JOB: Give the records back in full, exactly as they read.

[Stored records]
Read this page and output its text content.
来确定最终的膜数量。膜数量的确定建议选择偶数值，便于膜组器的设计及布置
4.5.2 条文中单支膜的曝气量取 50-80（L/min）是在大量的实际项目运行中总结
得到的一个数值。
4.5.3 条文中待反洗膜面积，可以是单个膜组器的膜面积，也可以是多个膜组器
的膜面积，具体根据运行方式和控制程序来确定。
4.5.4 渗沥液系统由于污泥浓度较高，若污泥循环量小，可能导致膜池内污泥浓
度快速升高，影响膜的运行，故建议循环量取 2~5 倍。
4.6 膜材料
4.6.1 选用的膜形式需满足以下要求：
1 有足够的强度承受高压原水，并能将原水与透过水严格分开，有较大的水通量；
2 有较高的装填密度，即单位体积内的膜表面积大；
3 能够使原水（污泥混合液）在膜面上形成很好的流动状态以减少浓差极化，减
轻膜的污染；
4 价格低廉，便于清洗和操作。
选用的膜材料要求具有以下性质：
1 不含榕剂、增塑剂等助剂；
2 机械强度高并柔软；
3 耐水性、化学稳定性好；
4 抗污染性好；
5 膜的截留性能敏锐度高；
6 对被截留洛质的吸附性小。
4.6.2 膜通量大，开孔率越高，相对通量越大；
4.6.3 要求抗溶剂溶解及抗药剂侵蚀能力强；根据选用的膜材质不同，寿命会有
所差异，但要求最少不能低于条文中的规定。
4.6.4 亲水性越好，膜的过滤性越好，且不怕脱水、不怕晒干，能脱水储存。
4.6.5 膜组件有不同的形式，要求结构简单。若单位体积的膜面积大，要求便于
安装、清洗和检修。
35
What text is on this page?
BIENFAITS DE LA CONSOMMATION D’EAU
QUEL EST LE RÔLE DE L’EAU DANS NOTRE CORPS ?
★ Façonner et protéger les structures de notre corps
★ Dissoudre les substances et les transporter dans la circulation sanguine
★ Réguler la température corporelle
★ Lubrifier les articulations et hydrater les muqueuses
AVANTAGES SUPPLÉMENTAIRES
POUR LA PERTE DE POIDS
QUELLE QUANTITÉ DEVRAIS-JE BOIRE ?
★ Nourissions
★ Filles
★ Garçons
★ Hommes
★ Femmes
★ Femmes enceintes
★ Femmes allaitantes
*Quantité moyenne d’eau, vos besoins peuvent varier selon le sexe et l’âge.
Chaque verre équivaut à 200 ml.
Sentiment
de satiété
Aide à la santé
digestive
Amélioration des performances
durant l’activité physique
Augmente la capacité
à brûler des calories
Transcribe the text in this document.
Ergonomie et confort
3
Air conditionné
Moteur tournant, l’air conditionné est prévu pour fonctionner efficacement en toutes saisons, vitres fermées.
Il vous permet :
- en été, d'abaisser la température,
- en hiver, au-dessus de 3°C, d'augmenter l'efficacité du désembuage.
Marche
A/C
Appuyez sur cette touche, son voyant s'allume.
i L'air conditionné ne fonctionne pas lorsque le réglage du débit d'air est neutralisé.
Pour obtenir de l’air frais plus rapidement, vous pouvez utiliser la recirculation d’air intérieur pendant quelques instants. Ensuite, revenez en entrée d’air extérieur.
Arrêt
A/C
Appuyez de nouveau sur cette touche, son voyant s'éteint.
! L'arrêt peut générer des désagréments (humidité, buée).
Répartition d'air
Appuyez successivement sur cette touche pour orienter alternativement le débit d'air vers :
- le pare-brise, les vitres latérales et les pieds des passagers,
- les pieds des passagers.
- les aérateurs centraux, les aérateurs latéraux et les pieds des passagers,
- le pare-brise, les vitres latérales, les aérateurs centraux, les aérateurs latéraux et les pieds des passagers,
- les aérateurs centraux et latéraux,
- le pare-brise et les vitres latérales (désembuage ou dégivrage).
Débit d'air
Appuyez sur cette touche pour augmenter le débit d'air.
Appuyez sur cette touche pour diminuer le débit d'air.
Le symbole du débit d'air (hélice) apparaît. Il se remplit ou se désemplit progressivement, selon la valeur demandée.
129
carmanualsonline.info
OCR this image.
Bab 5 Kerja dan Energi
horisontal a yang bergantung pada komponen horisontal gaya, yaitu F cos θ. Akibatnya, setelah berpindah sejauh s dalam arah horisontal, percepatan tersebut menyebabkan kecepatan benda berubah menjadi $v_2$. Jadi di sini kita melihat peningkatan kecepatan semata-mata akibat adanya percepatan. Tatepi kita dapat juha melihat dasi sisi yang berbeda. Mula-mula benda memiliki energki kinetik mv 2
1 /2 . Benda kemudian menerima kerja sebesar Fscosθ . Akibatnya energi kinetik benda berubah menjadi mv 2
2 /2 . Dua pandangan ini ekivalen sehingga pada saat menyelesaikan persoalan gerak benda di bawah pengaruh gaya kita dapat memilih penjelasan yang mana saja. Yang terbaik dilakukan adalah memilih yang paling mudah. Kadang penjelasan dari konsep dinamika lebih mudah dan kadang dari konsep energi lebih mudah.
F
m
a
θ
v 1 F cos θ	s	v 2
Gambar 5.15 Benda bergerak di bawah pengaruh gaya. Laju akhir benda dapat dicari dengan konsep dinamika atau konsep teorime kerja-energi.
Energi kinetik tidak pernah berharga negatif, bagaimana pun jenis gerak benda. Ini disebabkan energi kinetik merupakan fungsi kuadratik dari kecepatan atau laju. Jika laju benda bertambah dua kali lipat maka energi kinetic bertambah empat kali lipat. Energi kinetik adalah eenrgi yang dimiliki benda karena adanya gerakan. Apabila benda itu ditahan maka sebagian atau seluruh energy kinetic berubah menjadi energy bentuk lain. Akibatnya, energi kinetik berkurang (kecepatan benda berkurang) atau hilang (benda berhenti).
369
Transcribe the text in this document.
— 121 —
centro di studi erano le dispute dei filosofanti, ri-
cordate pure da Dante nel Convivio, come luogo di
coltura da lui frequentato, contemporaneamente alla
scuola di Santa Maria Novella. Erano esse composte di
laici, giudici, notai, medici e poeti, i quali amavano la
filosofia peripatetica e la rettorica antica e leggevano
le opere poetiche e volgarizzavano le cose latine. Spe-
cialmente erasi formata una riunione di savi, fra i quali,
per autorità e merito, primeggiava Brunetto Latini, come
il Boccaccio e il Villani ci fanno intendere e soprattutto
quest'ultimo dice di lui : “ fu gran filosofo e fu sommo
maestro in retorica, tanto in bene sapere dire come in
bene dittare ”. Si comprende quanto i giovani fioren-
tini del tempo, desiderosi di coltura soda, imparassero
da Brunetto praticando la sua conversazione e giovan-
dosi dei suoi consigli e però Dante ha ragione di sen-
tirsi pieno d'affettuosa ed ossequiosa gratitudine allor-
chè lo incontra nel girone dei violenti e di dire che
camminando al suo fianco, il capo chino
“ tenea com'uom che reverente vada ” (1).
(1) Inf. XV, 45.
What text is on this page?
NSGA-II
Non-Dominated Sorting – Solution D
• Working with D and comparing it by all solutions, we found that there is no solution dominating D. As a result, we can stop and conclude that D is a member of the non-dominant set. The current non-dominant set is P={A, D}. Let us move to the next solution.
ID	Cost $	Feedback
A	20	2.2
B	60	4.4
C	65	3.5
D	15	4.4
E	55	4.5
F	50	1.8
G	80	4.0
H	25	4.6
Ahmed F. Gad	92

RESULT OF THIS TASK:
Read this page and output its text content.
来确定最终的膜数量。膜数量的确定建议选择偶数值，便于膜组器的设计及布置
4.5.2 条文中单支膜的曝气量取 50-80（L/min）是在大量的实际项目运行中总结
得到的一个数值。
4.5.3 条文中待反洗膜面积，可以是单个膜组器的膜面积，也可以是多个膜组器
的膜面积，具体根据运行方式和控制程序来确定。
4.5.4 渗沥液系统由于污泥浓度较高，若污泥循环量小，可能导致膜池内污泥浓
度快速升高，影响膜的运行，故建议循环量取 2~5 倍。
4.6 膜材料
4.6.1 选用的膜形式需满足以下要求：
1 有足够的强度承受高压原水，并能将原水与透过水严格分开，有较大的水通量；
2 有较高的装填密度，即单位体积内的膜表面积大；
3 能够使原水（污泥混合液）在膜面上形成很好的流动状态以减少浓差极化，减
轻膜的污染；
4 价格低廉，便于清洗和操作。
选用的膜材料要求具有以下性质：
1 不含榕剂、增塑剂等助剂；
2 机械强度高并柔软；
3 耐水性、化学稳定性好；
4 抗污染性好；
5 膜的截留性能敏锐度高；
6 对被截留洛质的吸附性小。
4.6.2 膜通量大，开孔率越高，相对通量越大；
4.6.3 要求抗溶剂溶解及抗药剂侵蚀能力强；根据选用的膜材质不同，寿命会有
所差异，但要求最少不能低于条文中的规定。
4.6.4 亲水性越好，膜的过滤性越好，且不怕脱水、不怕晒干，能脱水储存。
4.6.5 膜组件有不同的形式，要求结构简单。若单位体积的膜面积大，要求便于
安装、清洗和检修。
35
What text is on this page?
BIENFAITS DE LA CONSOMMATION D’EAU
QUEL EST LE RÔLE DE L’EAU DANS NOTRE CORPS ?
★ Façonner et protéger les structures de notre corps
★ Dissoudre les substances et les transporter dans la circulation sanguine
★ Réguler la température corporelle
★ Lubrifier les articulations et hydrater les muqueuses
AVANTAGES SUPPLÉMENTAIRES
POUR LA PERTE DE POIDS
QUELLE QUANTITÉ DEVRAIS-JE BOIRE ?
★ Nourissions
★ Filles
★ Garçons
★ Hommes
★ Femmes
★ Femmes enceintes
★ Femmes allaitantes
*Quantité moyenne d’eau, vos besoins peuvent varier selon le sexe et l’âge.
Chaque verre équivaut à 200 ml.
Sentiment
de satiété
Aide à la santé
digestive
Amélioration des performances
durant l’activité physique
Augmente la capacité
à brûler des calories
Transcribe the text in this document.
Ergonomie et confort
3
Air conditionné
Moteur tournant, l’air conditionné est prévu pour fonctionner efficacement en toutes saisons, vitres fermées.
Il vous permet :
- en été, d'abaisser la température,
- en hiver, au-dessus de 3°C, d'augmenter l'efficacité du désembuage.
Marche
A/C
Appuyez sur cette touche, son voyant s'allume.
i L'air conditionné ne fonctionne pas lorsque le réglage du débit d'air est neutralisé.
Pour obtenir de l’air frais plus rapidement, vous pouvez utiliser la recirculation d’air intérieur pendant quelques instants. Ensuite, revenez en entrée d’air extérieur.
Arrêt
A/C
Appuyez de nouveau sur cette touche, son voyant s'éteint.
! L'arrêt peut générer des désagréments (humidité, buée).
Répartition d'air
Appuyez successivement sur cette touche pour orienter alternativement le débit d'air vers :
- le pare-brise, les vitres latérales et les pieds des passagers,
- les pieds des passagers.
- les aérateurs centraux, les aérateurs latéraux et les pieds des passagers,
- le pare-brise, les vitres latérales, les aérateurs centraux, les aérateurs latéraux et les pieds des passagers,
- les aérateurs centraux et latéraux,
- le pare-brise et les vitres latérales (désembuage ou dégivrage).
Débit d'air
Appuyez sur cette touche pour augmenter le débit d'air.
Appuyez sur cette touche pour diminuer le débit d'air.
Le symbole du débit d'air (hélice) apparaît. Il se remplit ou se désemplit progressivement, selon la valeur demandée.
129
carmanualsonline.info
OCR this image.
Bab 5 Kerja dan Energi
horisontal a yang bergantung pada komponen horisontal gaya, yaitu F cos θ. Akibatnya, setelah berpindah sejauh s dalam arah horisontal, percepatan tersebut menyebabkan kecepatan benda berubah menjadi $v_2$. Jadi di sini kita melihat peningkatan kecepatan semata-mata akibat adanya percepatan. Tatepi kita dapat juha melihat dasi sisi yang berbeda. Mula-mula benda memiliki energki kinetik mv 2
1 /2 . Benda kemudian menerima kerja sebesar Fscosθ . Akibatnya energi kinetik benda berubah menjadi mv 2
2 /2 . Dua pandangan ini ekivalen sehingga pada saat menyelesaikan persoalan gerak benda di bawah pengaruh gaya kita dapat memilih penjelasan yang mana saja. Yang terbaik dilakukan adalah memilih yang paling mudah. Kadang penjelasan dari konsep dinamika lebih mudah dan kadang dari konsep energi lebih mudah.
F
m
a
θ
v 1 F cos θ	s	v 2
Gambar 5.15 Benda bergerak di bawah pengaruh gaya. Laju akhir benda dapat dicari dengan konsep dinamika atau konsep teorime kerja-energi.
Energi kinetik tidak pernah berharga negatif, bagaimana pun jenis gerak benda. Ini disebabkan energi kinetik merupakan fungsi kuadratik dari kecepatan atau laju. Jika laju benda bertambah dua kali lipat maka energi kinetic bertambah empat kali lipat. Energi kinetik adalah eenrgi yang dimiliki benda karena adanya gerakan. Apabila benda itu ditahan maka sebagian atau seluruh energy kinetic berubah menjadi energy bentuk lain. Akibatnya, energi kinetik berkurang (kecepatan benda berkurang) atau hilang (benda berhenti).
369
Transcribe the text in this document.
— 121 —
centro di studi erano le dispute dei filosofanti, ri-
cordate pure da Dante nel Convivio, come luogo di
coltura da lui frequentato, contemporaneamente alla
scuola di Santa Maria Novella. Erano esse composte di
laici, giudici, notai, medici e poeti, i quali amavano la
filosofia peripatetica e la rettorica antica e leggevano
le opere poetiche e volgarizzavano le cose latine. Spe-
cialmente erasi formata una riunione di savi, fra i quali,
per autorità e merito, primeggiava Brunetto Latini, come
il Boccaccio e il Villani ci fanno intendere e soprattutto
quest'ultimo dice di lui : “ fu gran filosofo e fu sommo
maestro in retorica, tanto in bene sapere dire come in
bene dittare ”. Si comprende quanto i giovani fioren-
tini del tempo, desiderosi di coltura soda, imparassero
da Brunetto praticando la sua conversazione e giovan-
dosi dei suoi consigli e però Dante ha ragione di sen-
tirsi pieno d'affettuosa ed ossequiosa gratitudine allor-
chè lo incontra nel girone dei violenti e di dire che
camminando al suo fianco, il capo chino
“ tenea com'uom che reverente vada ” (1).
(1) Inf. XV, 45.
What text is on this page?
NSGA-II
Non-Dominated Sorting – Solution D
• Working with D and comparing it by all solutions, we found that there is no solution dominating D. As a result, we can stop and conclude that D is a member of the non-dominant set. The current non-dominant set is P={A, D}. Let us move to the next solution.
ID	Cost $	Feedback
A	20	2.2
B	60	4.4
C	65	3.5
D	15	4.4
E	55	4.5
F	50	1.8
G	80	4.0
H	25	4.6
Ahmed F. Gad	92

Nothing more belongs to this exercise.